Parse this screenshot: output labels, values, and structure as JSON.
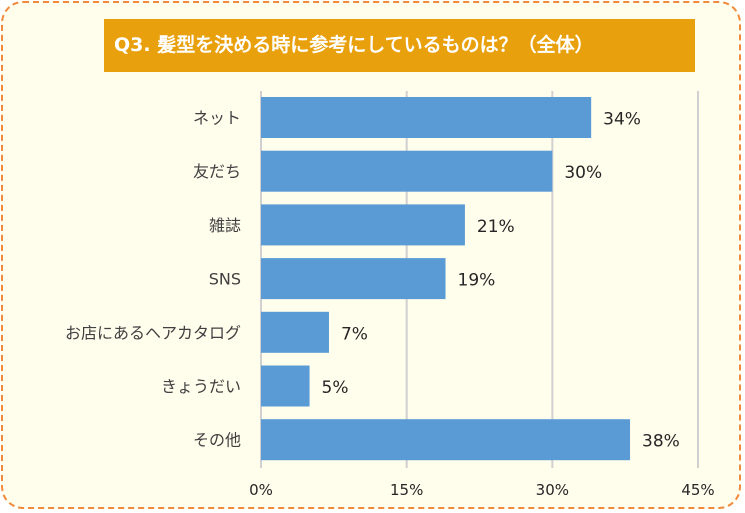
{
  "chart_data": {
    "type": "bar",
    "orientation": "horizontal",
    "title": "Q3. 髪型を決める時に参考にしているものは？（全体）",
    "categories": [
      "ネット",
      "友だち",
      "雑誌",
      "SNS",
      "お店にあるヘアカタログ",
      "きょうだい",
      "その他"
    ],
    "values": [
      34,
      30,
      21,
      19,
      7,
      5,
      38
    ],
    "data_labels": [
      "34%",
      "30%",
      "21%",
      "19%",
      "7%",
      "5%",
      "38%"
    ],
    "xlim": [
      0,
      45
    ],
    "xticks": [
      0,
      15,
      30,
      45
    ],
    "xtick_labels": [
      "0%",
      "15%",
      "30%",
      "45%"
    ],
    "grid": true,
    "bar_color": "#5b9bd5",
    "title_bg": "#e8a00c"
  }
}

══════════════════════════════

(SET EXERCISE)
Pictures don't belong in the copy. Transcribe every record exactly as it appears.

(FINAL RESULT)
Parse this screenshot: output labels, values, and structure as JSON.
{
  "chart_data": {
    "type": "bar",
    "orientation": "horizontal",
    "title": "Q3. 髪型を決める時に参考にしているものは？（全体）",
    "categories": [
      "ネット",
      "友だち",
      "雑誌",
      "SNS",
      "お店にあるヘアカタログ",
      "きょうだい",
      "その他"
    ],
    "values": [
      34,
      30,
      21,
      19,
      7,
      5,
      38
    ],
    "data_labels": [
      "34%",
      "30%",
      "21%",
      "19%",
      "7%",
      "5%",
      "38%"
    ],
    "xlim": [
      0,
      45
    ],
    "xticks": [
      0,
      15,
      30,
      45
    ],
    "xtick_labels": [
      "0%",
      "15%",
      "30%",
      "45%"
    ],
    "grid": true,
    "bar_color": "#5b9bd5",
    "title_bg": "#e8a00c"
  }
}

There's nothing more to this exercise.